__Exercise goal__: Copy verbatim the span of lines beginning at the line that contains "Transcribe the text in this document." and ending with the final line of the data. Exclude pictures from the copy.

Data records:

□ □ □ □ □ □ □

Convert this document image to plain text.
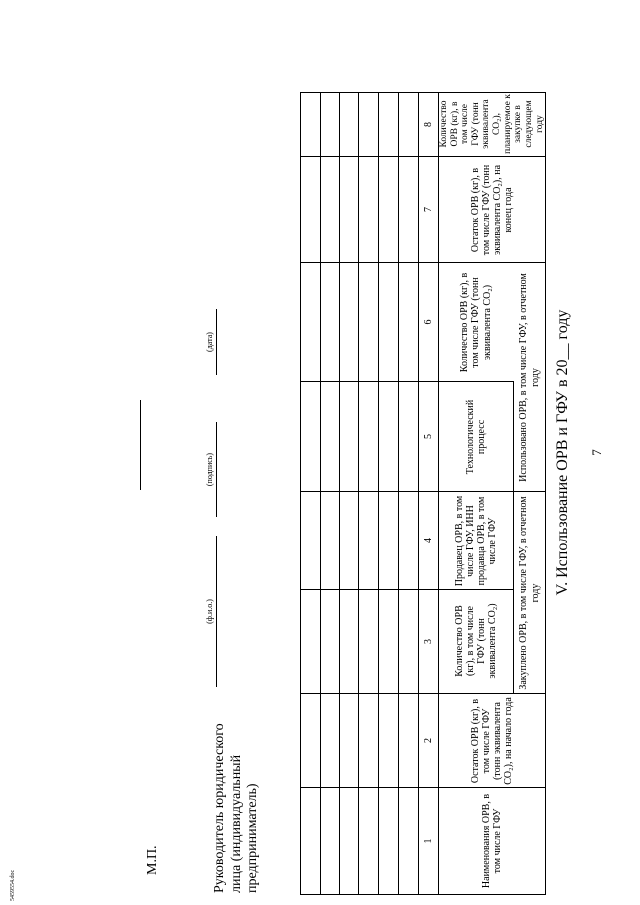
7
V. Использование ОРВ и ГФУ в 20__ году
Наименования ОРВ, в том числе ГФУ
Остаток ОРВ (кг), в том числе ГФУ (тонн эквивалента CO₂), на начало года
Закуплено ОРВ, в том числе ГФУ, в отчетном году
Количество ОРВ (кг), в том числе ГФУ (тонн эквивалента CO₂)
Продавец ОРВ, в том числе ГФУ, ИНН продавца ОРВ, в том числе ГФУ
Использовано ОРВ, в том числе ГФУ, в отчетном году
Технологический процесс
Количество ОРВ (кг), в том числе ГФУ (тонн эквивалента CO₂)
Остаток ОРВ (кг), в том числе ГФУ (тонн эквивалента CO₂), на конец года
Количество ОРВ (кг), в том числе ГФУ (тонн эквивалента CO₂), планируемое к закупке в следующем году
1
2
3
4
5
6
7
8
Руководитель юридического лица (индивидуальный предприниматель)
(ф.и.о.)
(подпись)
(дата)
М.П.
5459554.doc
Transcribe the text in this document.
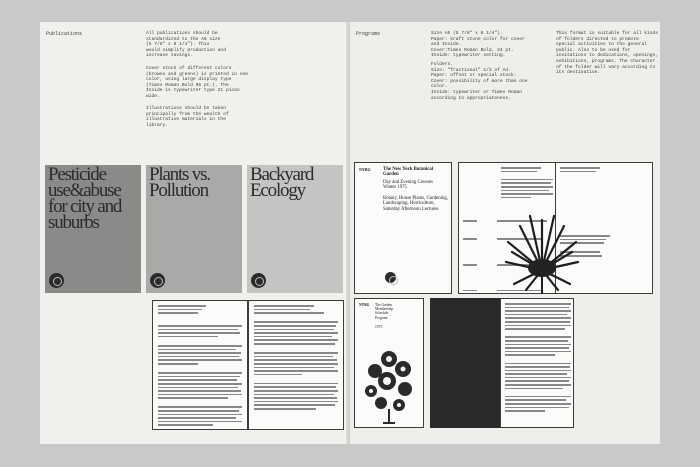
Publications	All publications should be
standardized to the A5 size
(5 7/8" x 8 1/4"). This
would simplify production and
increase savings.
Cover stock of different colors
(browns and greens) is printed in one
color, using large display type
(Times Roman Bold 96 pt.). The
Inside is typewriter type 21 picas
wide.
Illustrations should be taken
principally from the wealth of
illustrative materials in the
library.
Pesticide use&abuse for city and suburbs
Plants vs. Pollution
Backyard Ecology
Programs	Size A5 (5 7/8" x 8 1/4").
Paper: kraft stone color for cover
and Inside.
Cover:Times Roman Bold, 24 pt.
Inside: typewriter setting.
Folders.
Size: "fractional" 1/3 of A4.
Paper: offset or special stock.
Cover: possibility of more than one
color.
Inside: typewriter or Times Roman
according to appropriateness.
This format is suitable for all kinds
of folders directed to promote
special activities to the general
public. Also to be used for
invitations to dedications, openings,
exhibitions, programs. The character
of the folder will vary according to
its destination.
NYBG	The New York Botanical Garden
Day and Evening Courses
Winter 1975
Botany, House Plants, Gardening,
Landscaping, Horticulture,
Saturday Afternoon Lectures

NYBG The Garden
Membership
Schedule
Program
1975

□ □ □ □ □ □ □

__Result for this task__:
Transcribe the text in this document.
Publications	All publications should be
standardized to the A5 size
(5 7/8" x 8 1/4"). This
would simplify production and
increase savings.
Cover stock of different colors
(browns and greens) is printed in one
color, using large display type
(Times Roman Bold 96 pt.). The
Inside is typewriter type 21 picas
wide.
Illustrations should be taken
principally from the wealth of
illustrative materials in the
library.
Pesticide use&abuse for city and suburbs
Plants vs. Pollution
Backyard Ecology
Programs	Size A5 (5 7/8" x 8 1/4").
Paper: kraft stone color for cover
and Inside.
Cover:Times Roman Bold, 24 pt.
Inside: typewriter setting.
Folders.
Size: "fractional" 1/3 of A4.
Paper: offset or special stock.
Cover: possibility of more than one
color.
Inside: typewriter or Times Roman
according to appropriateness.
This format is suitable for all kinds
of folders directed to promote
special activities to the general
public. Also to be used for
invitations to dedications, openings,
exhibitions, programs. The character
of the folder will vary according to
its destination.
NYBG	The New York Botanical Garden
Day and Evening Courses
Winter 1975
Botany, House Plants, Gardening,
Landscaping, Horticulture,
Saturday Afternoon Lectures

NYBG The Garden
Membership
Schedule
Program
1975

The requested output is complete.